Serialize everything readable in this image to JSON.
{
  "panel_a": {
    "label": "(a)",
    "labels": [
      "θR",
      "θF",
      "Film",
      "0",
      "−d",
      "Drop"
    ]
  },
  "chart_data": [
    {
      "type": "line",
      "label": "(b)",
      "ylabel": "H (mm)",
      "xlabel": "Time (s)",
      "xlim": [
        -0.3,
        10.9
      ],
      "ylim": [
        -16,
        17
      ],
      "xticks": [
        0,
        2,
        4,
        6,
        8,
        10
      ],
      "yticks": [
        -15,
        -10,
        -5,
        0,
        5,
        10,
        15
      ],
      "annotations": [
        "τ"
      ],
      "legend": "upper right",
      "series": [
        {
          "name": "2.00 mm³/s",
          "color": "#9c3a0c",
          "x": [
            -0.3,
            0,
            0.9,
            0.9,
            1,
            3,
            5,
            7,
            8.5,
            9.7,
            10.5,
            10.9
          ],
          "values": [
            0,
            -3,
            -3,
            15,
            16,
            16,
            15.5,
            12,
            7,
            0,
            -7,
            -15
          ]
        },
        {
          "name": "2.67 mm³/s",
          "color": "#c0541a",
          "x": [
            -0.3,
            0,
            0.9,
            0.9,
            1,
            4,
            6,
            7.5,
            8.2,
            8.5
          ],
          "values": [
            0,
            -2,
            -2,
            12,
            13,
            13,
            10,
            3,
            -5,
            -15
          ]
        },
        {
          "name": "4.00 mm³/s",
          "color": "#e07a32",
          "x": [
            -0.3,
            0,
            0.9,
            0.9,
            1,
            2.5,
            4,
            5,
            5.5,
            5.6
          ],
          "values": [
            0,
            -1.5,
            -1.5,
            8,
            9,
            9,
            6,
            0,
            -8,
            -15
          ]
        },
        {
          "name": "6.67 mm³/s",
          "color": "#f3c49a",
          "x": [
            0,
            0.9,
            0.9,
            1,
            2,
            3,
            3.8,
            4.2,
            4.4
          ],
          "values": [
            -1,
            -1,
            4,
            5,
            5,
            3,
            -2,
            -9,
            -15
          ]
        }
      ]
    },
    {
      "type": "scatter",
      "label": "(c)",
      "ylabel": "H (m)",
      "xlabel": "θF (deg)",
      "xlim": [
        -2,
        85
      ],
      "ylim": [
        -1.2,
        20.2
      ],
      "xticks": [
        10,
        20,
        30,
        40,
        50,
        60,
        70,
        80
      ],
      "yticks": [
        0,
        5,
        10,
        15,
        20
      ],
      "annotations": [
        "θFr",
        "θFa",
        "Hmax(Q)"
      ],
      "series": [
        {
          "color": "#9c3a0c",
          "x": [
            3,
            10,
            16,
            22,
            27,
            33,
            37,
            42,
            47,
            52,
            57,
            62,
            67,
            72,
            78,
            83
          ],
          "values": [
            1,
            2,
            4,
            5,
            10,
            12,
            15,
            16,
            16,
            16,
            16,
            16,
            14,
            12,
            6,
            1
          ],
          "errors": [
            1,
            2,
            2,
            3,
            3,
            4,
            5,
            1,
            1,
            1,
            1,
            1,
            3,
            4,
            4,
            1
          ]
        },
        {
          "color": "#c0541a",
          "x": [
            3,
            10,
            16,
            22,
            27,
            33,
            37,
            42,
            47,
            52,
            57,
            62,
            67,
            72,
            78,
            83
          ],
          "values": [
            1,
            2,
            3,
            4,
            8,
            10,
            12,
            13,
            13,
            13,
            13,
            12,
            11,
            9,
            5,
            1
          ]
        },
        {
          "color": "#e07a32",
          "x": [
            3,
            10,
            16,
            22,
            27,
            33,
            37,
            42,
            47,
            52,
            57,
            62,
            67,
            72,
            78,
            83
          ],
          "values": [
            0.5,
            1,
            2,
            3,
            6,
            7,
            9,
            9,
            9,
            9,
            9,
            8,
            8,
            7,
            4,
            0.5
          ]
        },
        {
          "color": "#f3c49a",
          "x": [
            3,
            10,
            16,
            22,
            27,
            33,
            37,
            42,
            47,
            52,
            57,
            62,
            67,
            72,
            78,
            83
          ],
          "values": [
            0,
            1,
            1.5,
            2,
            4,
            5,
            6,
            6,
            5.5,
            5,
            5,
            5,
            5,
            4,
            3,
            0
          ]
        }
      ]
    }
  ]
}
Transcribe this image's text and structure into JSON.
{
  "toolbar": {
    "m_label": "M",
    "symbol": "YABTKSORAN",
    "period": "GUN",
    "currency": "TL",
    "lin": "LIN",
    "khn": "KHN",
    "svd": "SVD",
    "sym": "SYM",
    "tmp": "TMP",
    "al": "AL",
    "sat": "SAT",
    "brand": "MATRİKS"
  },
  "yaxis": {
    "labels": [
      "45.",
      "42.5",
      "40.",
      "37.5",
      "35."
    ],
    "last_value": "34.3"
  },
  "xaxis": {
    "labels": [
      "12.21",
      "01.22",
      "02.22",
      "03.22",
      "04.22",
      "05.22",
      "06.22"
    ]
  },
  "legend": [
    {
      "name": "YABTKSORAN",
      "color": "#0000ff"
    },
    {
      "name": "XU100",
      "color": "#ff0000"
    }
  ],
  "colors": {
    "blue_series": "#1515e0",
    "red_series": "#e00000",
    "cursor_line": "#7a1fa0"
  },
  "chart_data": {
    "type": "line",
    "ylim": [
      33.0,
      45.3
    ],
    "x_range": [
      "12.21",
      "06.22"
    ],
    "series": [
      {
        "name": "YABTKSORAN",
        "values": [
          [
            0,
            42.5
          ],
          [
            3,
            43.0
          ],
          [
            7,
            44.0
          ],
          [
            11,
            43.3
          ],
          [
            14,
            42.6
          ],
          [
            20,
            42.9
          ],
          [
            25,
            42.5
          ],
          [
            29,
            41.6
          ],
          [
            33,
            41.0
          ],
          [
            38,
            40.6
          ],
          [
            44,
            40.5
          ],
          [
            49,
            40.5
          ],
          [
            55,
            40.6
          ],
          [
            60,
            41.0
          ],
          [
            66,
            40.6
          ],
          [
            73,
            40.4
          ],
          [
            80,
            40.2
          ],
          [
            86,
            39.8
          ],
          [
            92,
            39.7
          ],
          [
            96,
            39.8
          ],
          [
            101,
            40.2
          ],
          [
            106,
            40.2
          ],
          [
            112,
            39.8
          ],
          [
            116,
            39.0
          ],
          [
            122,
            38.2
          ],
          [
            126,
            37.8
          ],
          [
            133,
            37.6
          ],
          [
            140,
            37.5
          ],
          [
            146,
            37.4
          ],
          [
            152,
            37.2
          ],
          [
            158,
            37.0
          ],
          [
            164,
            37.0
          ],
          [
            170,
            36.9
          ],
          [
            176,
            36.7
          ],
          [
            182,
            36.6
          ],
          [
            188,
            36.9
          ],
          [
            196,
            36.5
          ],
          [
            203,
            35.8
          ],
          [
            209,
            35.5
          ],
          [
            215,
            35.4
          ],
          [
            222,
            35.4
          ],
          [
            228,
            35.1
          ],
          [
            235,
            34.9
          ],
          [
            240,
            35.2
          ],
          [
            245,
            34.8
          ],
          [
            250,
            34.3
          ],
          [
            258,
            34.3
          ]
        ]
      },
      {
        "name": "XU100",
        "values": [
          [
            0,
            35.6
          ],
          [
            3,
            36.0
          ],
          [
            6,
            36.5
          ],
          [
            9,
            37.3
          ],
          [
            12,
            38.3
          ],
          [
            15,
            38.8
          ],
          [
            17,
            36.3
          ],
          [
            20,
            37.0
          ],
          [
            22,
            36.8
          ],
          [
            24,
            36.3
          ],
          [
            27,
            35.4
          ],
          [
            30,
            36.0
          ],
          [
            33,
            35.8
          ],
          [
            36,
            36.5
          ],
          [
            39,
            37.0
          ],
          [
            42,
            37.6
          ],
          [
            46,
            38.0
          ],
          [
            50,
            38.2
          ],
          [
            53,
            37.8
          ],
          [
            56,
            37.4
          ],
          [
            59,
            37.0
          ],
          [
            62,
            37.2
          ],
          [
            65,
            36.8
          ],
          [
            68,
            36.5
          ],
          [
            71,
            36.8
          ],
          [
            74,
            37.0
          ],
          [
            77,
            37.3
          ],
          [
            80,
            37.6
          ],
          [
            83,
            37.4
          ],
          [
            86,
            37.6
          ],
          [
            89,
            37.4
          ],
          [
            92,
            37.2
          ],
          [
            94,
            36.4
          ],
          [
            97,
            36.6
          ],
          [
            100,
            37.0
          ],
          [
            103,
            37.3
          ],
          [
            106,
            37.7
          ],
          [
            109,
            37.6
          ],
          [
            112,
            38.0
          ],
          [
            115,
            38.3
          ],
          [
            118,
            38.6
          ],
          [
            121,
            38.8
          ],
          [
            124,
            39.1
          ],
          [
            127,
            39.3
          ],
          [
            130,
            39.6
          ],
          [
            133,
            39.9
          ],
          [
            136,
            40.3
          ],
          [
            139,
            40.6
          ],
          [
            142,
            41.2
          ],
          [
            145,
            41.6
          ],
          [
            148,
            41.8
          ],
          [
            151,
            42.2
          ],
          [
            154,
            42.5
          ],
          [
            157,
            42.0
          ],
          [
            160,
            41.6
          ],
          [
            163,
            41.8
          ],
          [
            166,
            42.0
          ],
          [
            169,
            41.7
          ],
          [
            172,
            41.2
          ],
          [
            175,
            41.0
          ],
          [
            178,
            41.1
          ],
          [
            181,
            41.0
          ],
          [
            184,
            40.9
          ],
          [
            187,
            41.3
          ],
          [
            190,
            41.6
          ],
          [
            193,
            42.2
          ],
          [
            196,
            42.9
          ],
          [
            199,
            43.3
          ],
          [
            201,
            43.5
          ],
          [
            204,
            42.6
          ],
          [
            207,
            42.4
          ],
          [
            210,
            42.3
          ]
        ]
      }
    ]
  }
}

(PROBLEM DESCRIPTION)
Collect from the data above every line that includes "YABTKSORAN".

(OUTPUT)
    "symbol": "YABTKSORAN",
      "name": "YABTKSORAN",
        "name": "YABTKSORAN",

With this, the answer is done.